■ GIVEN TASK
The entries below are to be repeated exactly as they stand.

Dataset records
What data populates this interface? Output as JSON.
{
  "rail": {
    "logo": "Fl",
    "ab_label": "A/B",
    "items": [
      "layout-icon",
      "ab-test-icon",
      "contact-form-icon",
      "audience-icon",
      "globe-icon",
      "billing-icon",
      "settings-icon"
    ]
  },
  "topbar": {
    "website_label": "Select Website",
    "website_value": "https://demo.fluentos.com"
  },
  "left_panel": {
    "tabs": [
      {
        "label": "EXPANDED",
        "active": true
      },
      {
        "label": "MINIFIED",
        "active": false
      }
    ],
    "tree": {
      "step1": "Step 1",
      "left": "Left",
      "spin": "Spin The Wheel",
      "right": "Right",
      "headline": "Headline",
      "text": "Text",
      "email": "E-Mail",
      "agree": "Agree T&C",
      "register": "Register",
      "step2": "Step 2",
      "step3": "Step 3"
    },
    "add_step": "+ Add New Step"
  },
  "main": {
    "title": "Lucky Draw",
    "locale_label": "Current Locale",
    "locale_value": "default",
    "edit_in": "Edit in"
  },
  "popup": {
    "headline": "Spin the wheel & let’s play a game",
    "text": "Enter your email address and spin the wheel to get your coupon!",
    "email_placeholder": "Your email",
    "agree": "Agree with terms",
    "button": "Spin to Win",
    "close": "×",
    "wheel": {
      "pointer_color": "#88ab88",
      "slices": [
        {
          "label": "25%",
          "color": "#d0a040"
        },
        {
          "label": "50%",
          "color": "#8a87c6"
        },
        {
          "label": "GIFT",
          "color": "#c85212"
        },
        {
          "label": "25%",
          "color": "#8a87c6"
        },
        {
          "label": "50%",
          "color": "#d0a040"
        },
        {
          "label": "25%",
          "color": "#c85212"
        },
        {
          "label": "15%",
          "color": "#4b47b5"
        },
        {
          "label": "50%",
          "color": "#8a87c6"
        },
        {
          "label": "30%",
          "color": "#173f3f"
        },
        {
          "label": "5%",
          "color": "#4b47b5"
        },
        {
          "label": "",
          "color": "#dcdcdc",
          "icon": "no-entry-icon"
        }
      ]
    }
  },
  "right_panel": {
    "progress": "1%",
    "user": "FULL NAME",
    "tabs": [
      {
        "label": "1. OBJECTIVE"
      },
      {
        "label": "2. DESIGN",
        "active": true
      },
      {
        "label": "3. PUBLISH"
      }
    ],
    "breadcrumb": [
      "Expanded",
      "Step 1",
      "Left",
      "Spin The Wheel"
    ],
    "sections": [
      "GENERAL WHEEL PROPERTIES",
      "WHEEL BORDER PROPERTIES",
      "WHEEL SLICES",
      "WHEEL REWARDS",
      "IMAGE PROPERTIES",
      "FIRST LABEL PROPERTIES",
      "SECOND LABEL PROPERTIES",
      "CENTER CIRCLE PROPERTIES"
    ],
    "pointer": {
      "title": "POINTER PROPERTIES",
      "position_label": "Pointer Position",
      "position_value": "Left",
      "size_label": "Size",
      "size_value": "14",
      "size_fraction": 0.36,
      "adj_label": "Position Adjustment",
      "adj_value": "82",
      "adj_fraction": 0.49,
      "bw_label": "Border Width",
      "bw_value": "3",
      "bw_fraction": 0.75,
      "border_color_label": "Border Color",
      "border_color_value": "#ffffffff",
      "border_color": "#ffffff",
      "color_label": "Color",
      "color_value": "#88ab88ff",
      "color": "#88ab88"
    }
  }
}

■ RESPONSE TO THIS EXERCISE
What data populates this interface? Output as JSON.
{
  "rail": {
    "logo": "Fl",
    "ab_label": "A/B",
    "items": [
      "layout-icon",
      "ab-test-icon",
      "contact-form-icon",
      "audience-icon",
      "globe-icon",
      "billing-icon",
      "settings-icon"
    ]
  },
  "topbar": {
    "website_label": "Select Website",
    "website_value": "https://demo.fluentos.com"
  },
  "left_panel": {
    "tabs": [
      {
        "label": "EXPANDED",
        "active": true
      },
      {
        "label": "MINIFIED",
        "active": false
      }
    ],
    "tree": {
      "step1": "Step 1",
      "left": "Left",
      "spin": "Spin The Wheel",
      "right": "Right",
      "headline": "Headline",
      "text": "Text",
      "email": "E-Mail",
      "agree": "Agree T&C",
      "register": "Register",
      "step2": "Step 2",
      "step3": "Step 3"
    },
    "add_step": "+ Add New Step"
  },
  "main": {
    "title": "Lucky Draw",
    "locale_label": "Current Locale",
    "locale_value": "default",
    "edit_in": "Edit in"
  },
  "popup": {
    "headline": "Spin the wheel & let’s play a game",
    "text": "Enter your email address and spin the wheel to get your coupon!",
    "email_placeholder": "Your email",
    "agree": "Agree with terms",
    "button": "Spin to Win",
    "close": "×",
    "wheel": {
      "pointer_color": "#88ab88",
      "slices": [
        {
          "label": "25%",
          "color": "#d0a040"
        },
        {
          "label": "50%",
          "color": "#8a87c6"
        },
        {
          "label": "GIFT",
          "color": "#c85212"
        },
        {
          "label": "25%",
          "color": "#8a87c6"
        },
        {
          "label": "50%",
          "color": "#d0a040"
        },
        {
          "label": "25%",
          "color": "#c85212"
        },
        {
          "label": "15%",
          "color": "#4b47b5"
        },
        {
          "label": "50%",
          "color": "#8a87c6"
        },
        {
          "label": "30%",
          "color": "#173f3f"
        },
        {
          "label": "5%",
          "color": "#4b47b5"
        },
        {
          "label": "",
          "color": "#dcdcdc",
          "icon": "no-entry-icon"
        }
      ]
    }
  },
  "right_panel": {
    "progress": "1%",
    "user": "FULL NAME",
    "tabs": [
      {
        "label": "1. OBJECTIVE"
      },
      {
        "label": "2. DESIGN",
        "active": true
      },
      {
        "label": "3. PUBLISH"
      }
    ],
    "breadcrumb": [
      "Expanded",
      "Step 1",
      "Left",
      "Spin The Wheel"
    ],
    "sections": [
      "GENERAL WHEEL PROPERTIES",
      "WHEEL BORDER PROPERTIES",
      "WHEEL SLICES",
      "WHEEL REWARDS",
      "IMAGE PROPERTIES",
      "FIRST LABEL PROPERTIES",
      "SECOND LABEL PROPERTIES",
      "CENTER CIRCLE PROPERTIES"
    ],
    "pointer": {
      "title": "POINTER PROPERTIES",
      "position_label": "Pointer Position",
      "position_value": "Left",
      "size_label": "Size",
      "size_value": "14",
      "size_fraction": 0.36,
      "adj_label": "Position Adjustment",
      "adj_value": "82",
      "adj_fraction": 0.49,
      "bw_label": "Border Width",
      "bw_value": "3",
      "bw_fraction": 0.75,
      "border_color_label": "Border Color",
      "border_color_value": "#ffffffff",
      "border_color": "#ffffff",
      "color_label": "Color",
      "color_value": "#88ab88ff",
      "color": "#88ab88"
    }
  }
}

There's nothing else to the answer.